------ Provided data
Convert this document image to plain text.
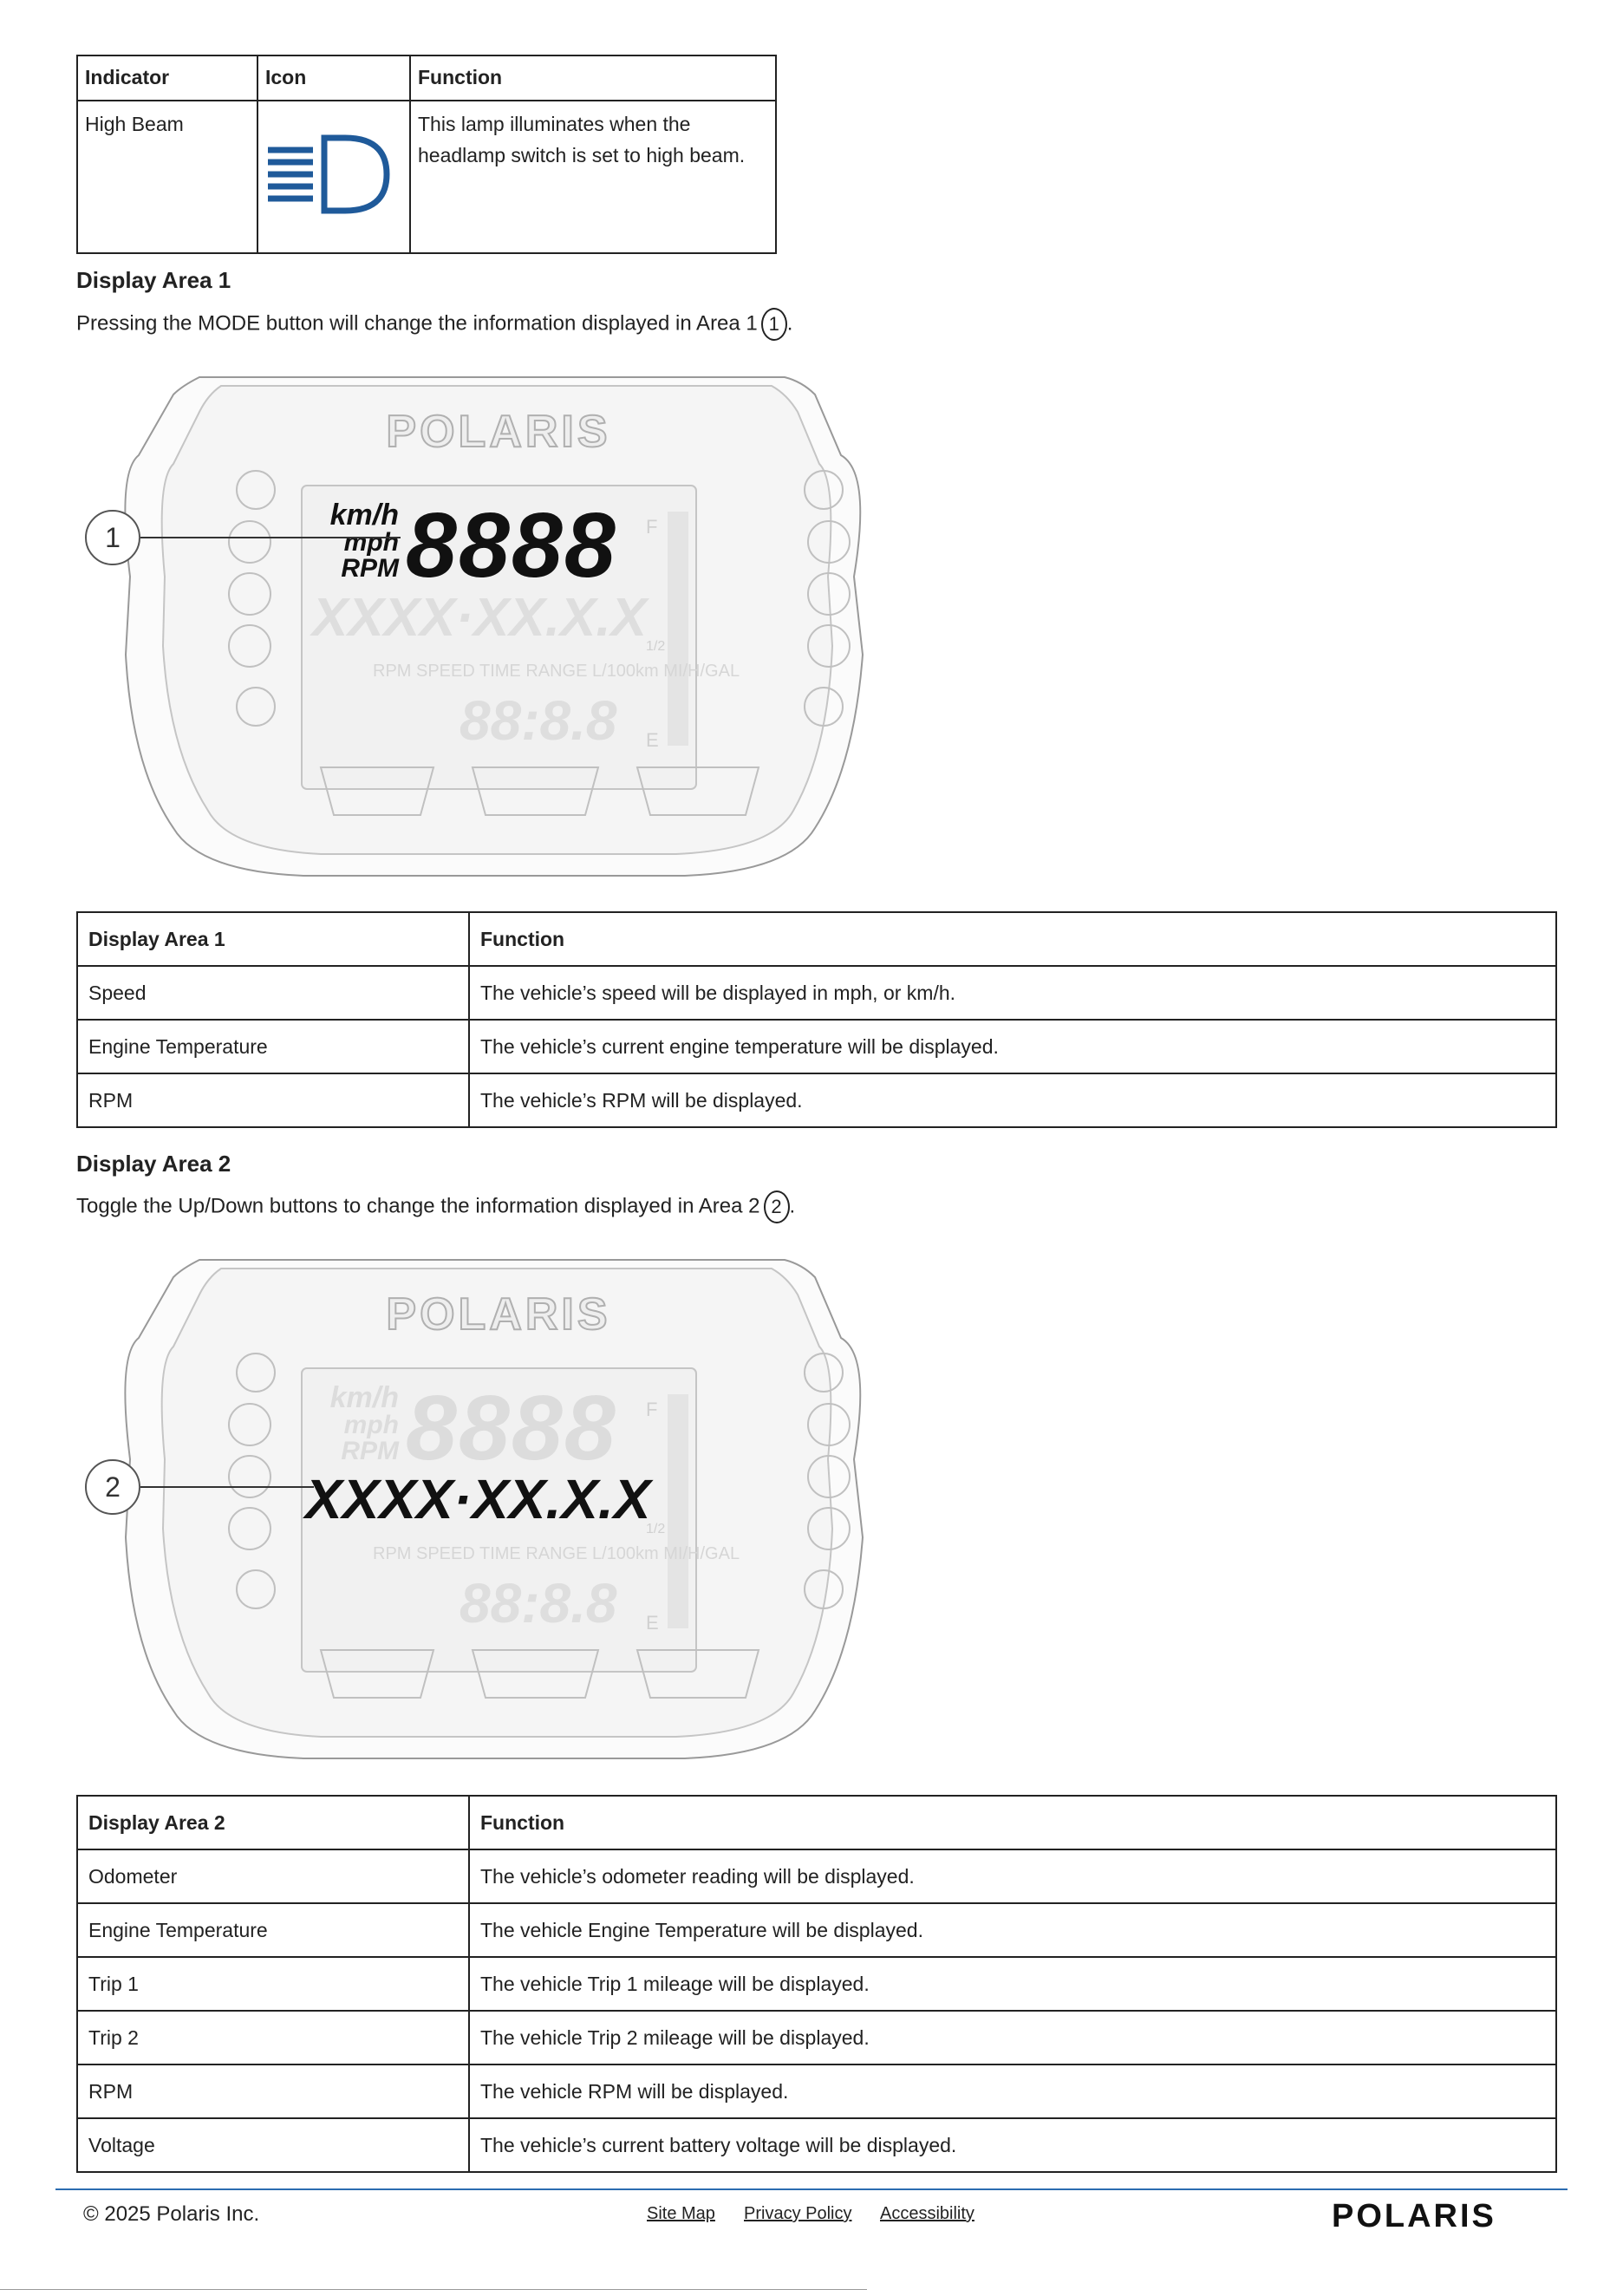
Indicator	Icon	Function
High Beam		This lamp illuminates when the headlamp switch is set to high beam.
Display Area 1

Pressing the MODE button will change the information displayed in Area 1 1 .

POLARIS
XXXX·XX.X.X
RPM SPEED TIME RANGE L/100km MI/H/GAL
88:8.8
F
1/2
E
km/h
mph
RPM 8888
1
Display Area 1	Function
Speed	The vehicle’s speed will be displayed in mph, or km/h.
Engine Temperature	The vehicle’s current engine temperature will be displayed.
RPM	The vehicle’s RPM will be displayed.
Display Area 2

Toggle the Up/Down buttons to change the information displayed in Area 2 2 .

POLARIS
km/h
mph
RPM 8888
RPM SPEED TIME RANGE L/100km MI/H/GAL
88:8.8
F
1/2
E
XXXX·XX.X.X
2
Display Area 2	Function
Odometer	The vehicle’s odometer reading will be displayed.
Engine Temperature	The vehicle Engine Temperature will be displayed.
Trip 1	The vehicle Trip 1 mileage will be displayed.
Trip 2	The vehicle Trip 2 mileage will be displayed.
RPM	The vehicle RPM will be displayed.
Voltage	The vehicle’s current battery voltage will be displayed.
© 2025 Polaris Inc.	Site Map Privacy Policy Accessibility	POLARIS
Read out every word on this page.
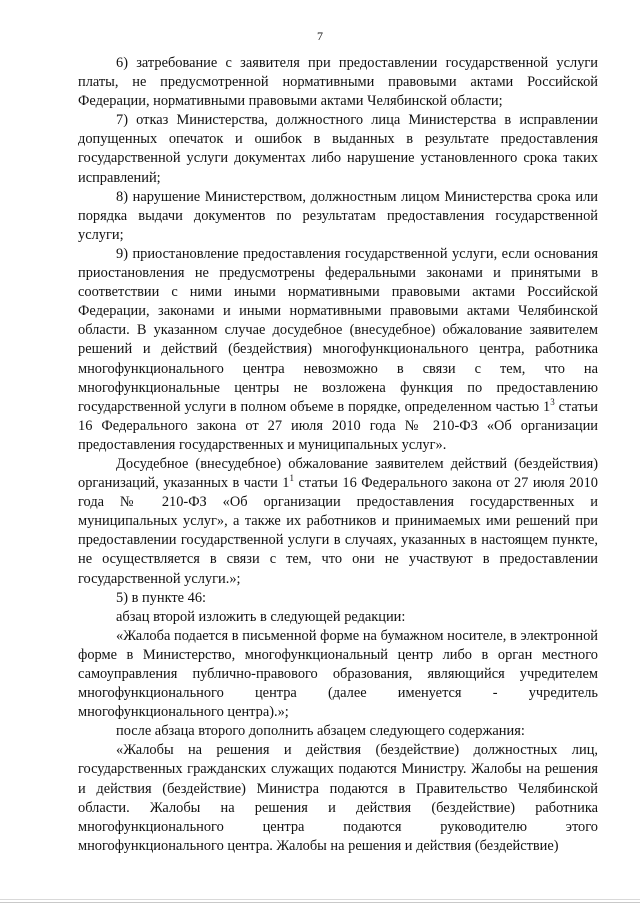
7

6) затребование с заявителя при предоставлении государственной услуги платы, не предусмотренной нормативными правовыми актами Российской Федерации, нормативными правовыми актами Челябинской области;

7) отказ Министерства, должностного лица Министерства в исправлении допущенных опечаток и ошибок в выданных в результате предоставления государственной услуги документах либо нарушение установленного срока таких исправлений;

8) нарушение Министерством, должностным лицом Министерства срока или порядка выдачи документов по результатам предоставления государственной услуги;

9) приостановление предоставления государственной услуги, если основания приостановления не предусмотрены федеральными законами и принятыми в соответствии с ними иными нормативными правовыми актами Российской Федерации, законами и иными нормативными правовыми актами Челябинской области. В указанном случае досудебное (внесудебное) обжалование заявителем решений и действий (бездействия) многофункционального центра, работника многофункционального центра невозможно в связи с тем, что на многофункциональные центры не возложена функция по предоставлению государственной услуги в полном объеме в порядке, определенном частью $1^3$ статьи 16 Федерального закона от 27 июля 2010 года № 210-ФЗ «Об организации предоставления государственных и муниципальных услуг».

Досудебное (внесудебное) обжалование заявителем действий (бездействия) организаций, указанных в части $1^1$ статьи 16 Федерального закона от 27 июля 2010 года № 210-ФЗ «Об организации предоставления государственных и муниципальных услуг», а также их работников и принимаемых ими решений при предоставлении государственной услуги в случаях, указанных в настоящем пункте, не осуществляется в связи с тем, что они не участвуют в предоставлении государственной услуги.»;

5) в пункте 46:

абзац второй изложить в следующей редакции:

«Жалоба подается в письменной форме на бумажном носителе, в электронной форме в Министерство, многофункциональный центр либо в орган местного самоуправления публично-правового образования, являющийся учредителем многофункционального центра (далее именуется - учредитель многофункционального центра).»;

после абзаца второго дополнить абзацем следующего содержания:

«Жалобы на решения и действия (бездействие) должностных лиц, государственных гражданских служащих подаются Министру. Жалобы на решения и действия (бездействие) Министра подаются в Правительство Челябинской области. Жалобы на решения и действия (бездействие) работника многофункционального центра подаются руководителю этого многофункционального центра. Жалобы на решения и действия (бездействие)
------------
> [Problem details] Retype all of the entries exactly as written, leaving out any images.

> [Answer in full]
Convert this document image to plain text.
Indicator	Icon	Function
High Beam		This lamp illuminates when the headlamp switch is set to high beam.
Display Area 1

Pressing the MODE button will change the information displayed in Area 1 1 .

POLARIS
XXXX·XX.X.X
RPM SPEED TIME RANGE L/100km MI/H/GAL
88:8.8
F
1/2
E
km/h
mph
RPM 8888
1
Display Area 1	Function
Speed	The vehicle’s speed will be displayed in mph, or km/h.
Engine Temperature	The vehicle’s current engine temperature will be displayed.
RPM	The vehicle’s RPM will be displayed.
Display Area 2

Toggle the Up/Down buttons to change the information displayed in Area 2 2 .

POLARIS
km/h
mph
RPM 8888
RPM SPEED TIME RANGE L/100km MI/H/GAL
88:8.8
F
1/2
E
XXXX·XX.X.X
2
Display Area 2	Function
Odometer	The vehicle’s odometer reading will be displayed.
Engine Temperature	The vehicle Engine Temperature will be displayed.
Trip 1	The vehicle Trip 1 mileage will be displayed.
Trip 2	The vehicle Trip 2 mileage will be displayed.
RPM	The vehicle RPM will be displayed.
Voltage	The vehicle’s current battery voltage will be displayed.
© 2025 Polaris Inc.	Site Map Privacy Policy Accessibility	POLARIS
Read out every word on this page.
7

6) затребование с заявителя при предоставлении государственной услуги платы, не предусмотренной нормативными правовыми актами Российской Федерации, нормативными правовыми актами Челябинской области;

7) отказ Министерства, должностного лица Министерства в исправлении допущенных опечаток и ошибок в выданных в результате предоставления государственной услуги документах либо нарушение установленного срока таких исправлений;

8) нарушение Министерством, должностным лицом Министерства срока или порядка выдачи документов по результатам предоставления государственной услуги;

9) приостановление предоставления государственной услуги, если основания приостановления не предусмотрены федеральными законами и принятыми в соответствии с ними иными нормативными правовыми актами Российской Федерации, законами и иными нормативными правовыми актами Челябинской области. В указанном случае досудебное (внесудебное) обжалование заявителем решений и действий (бездействия) многофункционального центра, работника многофункционального центра невозможно в связи с тем, что на многофункциональные центры не возложена функция по предоставлению государственной услуги в полном объеме в порядке, определенном частью $1^3$ статьи 16 Федерального закона от 27 июля 2010 года № 210-ФЗ «Об организации предоставления государственных и муниципальных услуг».

Досудебное (внесудебное) обжалование заявителем действий (бездействия) организаций, указанных в части $1^1$ статьи 16 Федерального закона от 27 июля 2010 года № 210-ФЗ «Об организации предоставления государственных и муниципальных услуг», а также их работников и принимаемых ими решений при предоставлении государственной услуги в случаях, указанных в настоящем пункте, не осуществляется в связи с тем, что они не участвуют в предоставлении государственной услуги.»;

5) в пункте 46:

абзац второй изложить в следующей редакции:

«Жалоба подается в письменной форме на бумажном носителе, в электронной форме в Министерство, многофункциональный центр либо в орган местного самоуправления публично-правового образования, являющийся учредителем многофункционального центра (далее именуется - учредитель многофункционального центра).»;

после абзаца второго дополнить абзацем следующего содержания:

«Жалобы на решения и действия (бездействие) должностных лиц, государственных гражданских служащих подаются Министру. Жалобы на решения и действия (бездействие) Министра подаются в Правительство Челябинской области. Жалобы на решения и действия (бездействие) работника многофункционального центра подаются руководителю этого многофункционального центра. Жалобы на решения и действия (бездействие)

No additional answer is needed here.